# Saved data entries
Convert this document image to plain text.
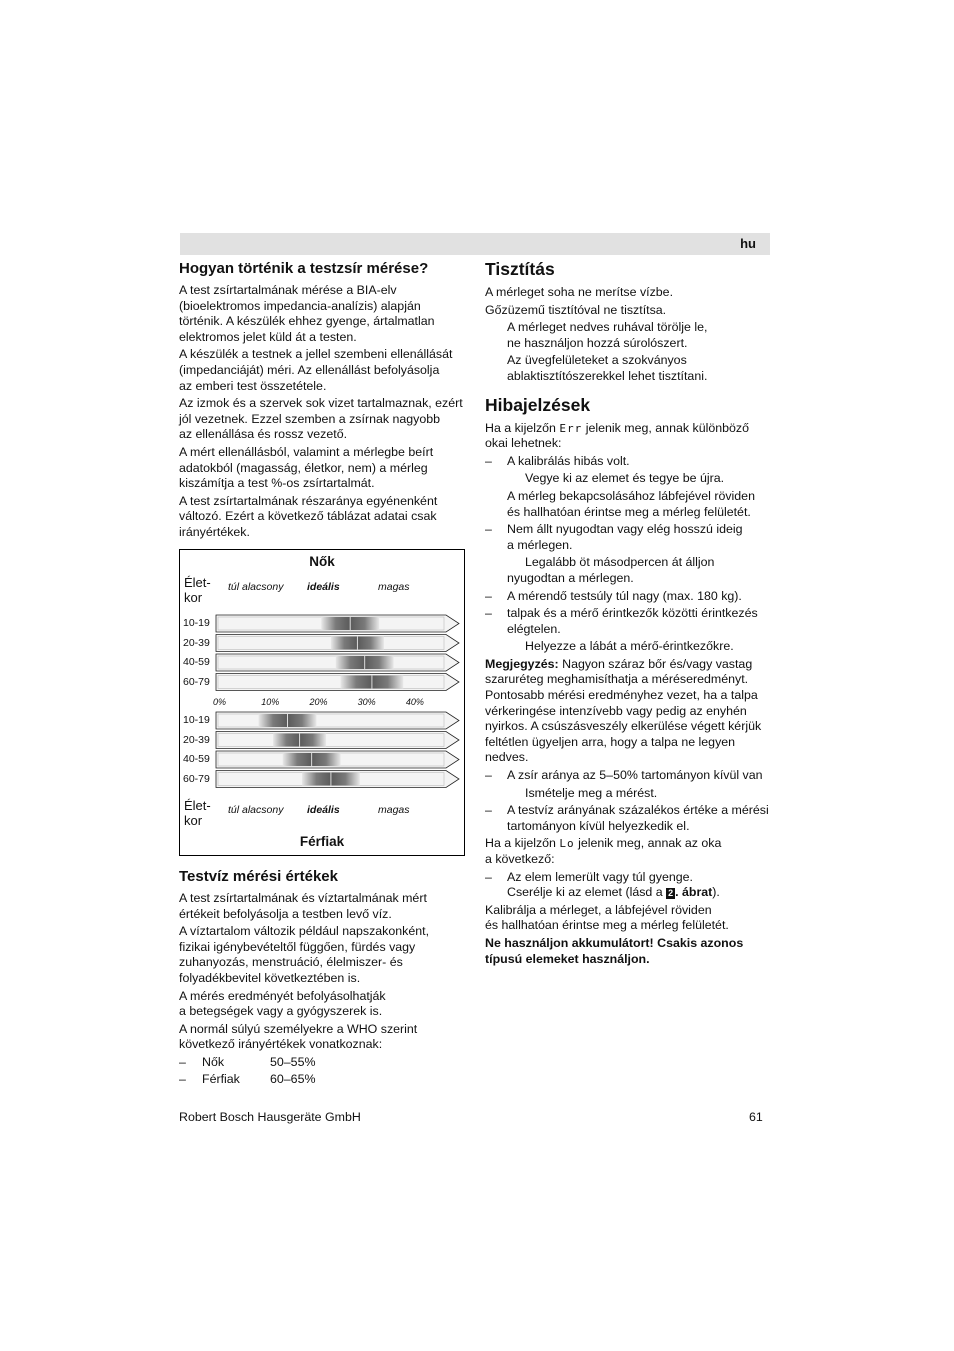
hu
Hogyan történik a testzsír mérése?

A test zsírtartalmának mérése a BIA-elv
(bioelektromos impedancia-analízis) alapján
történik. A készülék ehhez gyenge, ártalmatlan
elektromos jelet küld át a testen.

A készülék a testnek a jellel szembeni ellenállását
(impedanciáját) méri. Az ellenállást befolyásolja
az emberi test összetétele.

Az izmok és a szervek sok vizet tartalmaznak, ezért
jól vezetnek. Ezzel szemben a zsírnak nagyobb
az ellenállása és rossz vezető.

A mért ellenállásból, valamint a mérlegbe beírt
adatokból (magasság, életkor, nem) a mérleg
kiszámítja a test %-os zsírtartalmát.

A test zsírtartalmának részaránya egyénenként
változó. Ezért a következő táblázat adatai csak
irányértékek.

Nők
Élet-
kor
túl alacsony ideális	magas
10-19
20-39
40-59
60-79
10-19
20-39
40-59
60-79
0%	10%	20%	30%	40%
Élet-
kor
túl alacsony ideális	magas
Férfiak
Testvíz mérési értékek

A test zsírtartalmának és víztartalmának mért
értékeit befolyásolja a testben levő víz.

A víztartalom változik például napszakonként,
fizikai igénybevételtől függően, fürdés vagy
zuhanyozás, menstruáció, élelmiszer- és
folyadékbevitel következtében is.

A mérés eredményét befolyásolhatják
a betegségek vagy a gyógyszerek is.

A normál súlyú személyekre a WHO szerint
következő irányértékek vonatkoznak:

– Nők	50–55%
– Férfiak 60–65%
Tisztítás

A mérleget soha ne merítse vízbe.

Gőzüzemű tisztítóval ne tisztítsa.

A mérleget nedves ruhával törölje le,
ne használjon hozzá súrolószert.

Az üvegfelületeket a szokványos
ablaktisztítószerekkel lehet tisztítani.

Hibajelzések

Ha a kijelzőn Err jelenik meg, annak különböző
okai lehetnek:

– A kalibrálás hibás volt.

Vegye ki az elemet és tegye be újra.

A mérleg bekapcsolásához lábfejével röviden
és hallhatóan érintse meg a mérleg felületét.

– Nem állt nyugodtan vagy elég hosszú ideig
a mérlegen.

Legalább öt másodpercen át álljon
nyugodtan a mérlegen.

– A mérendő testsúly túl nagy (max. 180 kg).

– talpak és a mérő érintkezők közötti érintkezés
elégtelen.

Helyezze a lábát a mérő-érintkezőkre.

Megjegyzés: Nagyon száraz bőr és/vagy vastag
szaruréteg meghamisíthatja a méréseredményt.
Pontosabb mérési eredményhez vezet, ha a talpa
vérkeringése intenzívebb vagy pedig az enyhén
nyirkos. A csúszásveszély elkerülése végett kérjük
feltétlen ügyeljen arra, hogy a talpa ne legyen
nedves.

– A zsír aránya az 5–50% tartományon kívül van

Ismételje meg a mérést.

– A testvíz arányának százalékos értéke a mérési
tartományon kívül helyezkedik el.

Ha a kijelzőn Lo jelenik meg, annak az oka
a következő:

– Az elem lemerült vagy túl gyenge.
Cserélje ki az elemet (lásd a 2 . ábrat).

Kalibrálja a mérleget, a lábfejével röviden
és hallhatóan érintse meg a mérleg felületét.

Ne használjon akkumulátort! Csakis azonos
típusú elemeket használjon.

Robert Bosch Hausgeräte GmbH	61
* * *
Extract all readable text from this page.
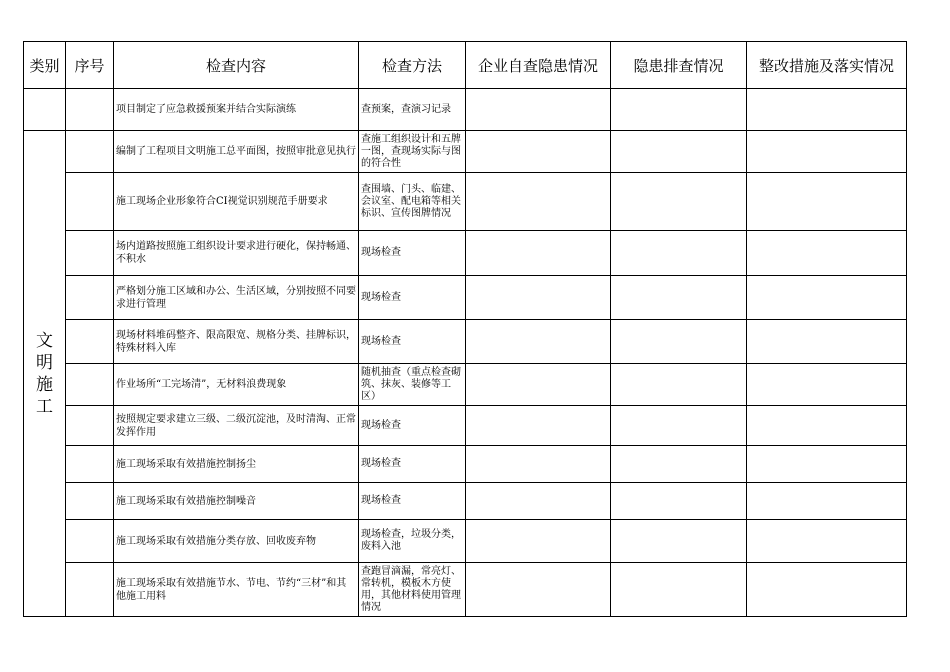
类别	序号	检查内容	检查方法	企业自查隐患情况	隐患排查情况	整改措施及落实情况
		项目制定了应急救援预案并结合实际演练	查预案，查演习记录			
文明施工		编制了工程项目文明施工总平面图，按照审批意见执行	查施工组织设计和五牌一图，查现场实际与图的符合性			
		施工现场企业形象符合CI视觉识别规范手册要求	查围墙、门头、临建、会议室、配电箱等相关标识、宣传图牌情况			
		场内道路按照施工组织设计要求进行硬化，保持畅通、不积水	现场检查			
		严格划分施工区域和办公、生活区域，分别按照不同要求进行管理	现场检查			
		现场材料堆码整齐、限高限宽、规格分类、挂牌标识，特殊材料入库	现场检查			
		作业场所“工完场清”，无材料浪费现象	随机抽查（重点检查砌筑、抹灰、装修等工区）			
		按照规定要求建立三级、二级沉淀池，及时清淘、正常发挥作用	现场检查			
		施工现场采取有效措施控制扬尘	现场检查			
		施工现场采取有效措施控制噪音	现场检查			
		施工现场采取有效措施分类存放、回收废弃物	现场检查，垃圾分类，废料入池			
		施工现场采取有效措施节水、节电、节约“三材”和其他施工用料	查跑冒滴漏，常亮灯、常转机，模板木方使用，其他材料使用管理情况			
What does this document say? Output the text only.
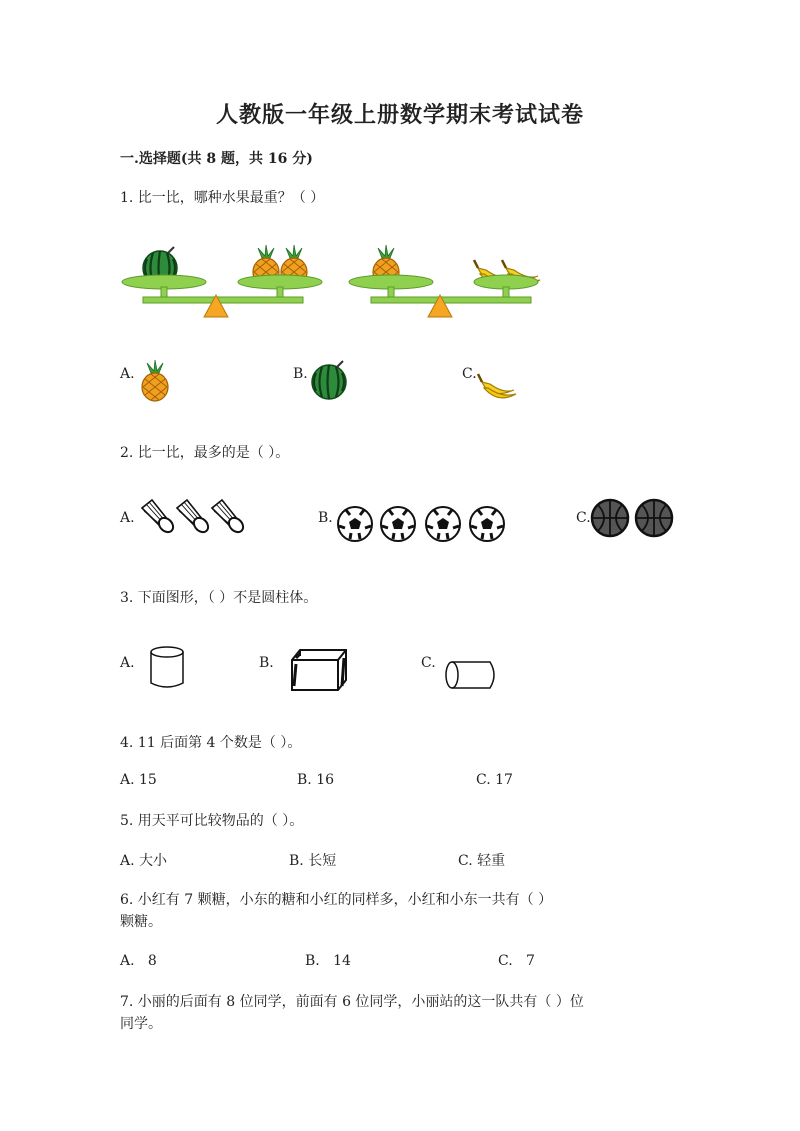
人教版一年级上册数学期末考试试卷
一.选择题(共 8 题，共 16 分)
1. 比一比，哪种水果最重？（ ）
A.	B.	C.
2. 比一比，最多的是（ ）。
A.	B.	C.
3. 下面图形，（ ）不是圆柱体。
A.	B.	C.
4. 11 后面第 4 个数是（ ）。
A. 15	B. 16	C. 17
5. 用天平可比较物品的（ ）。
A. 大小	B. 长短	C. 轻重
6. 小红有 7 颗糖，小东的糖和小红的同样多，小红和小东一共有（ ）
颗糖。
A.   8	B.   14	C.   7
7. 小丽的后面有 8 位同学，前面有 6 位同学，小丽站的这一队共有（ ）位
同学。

# EXERCISE DIRECTIONS
Take each line of the material that contains the word "vagy" and list it.

# THE OUTPUT
fizikai igénybevételtől függően, fürdés vagy
a betegségek vagy a gyógyszerek is.
– Nem állt nyugodtan vagy elég hosszú ideig
Megjegyzés: Nagyon száraz bőr és/vagy vastag
vérkeringése intenzívebb vagy pedig az enyhén
– Az elem lemerült vagy túl gyenge.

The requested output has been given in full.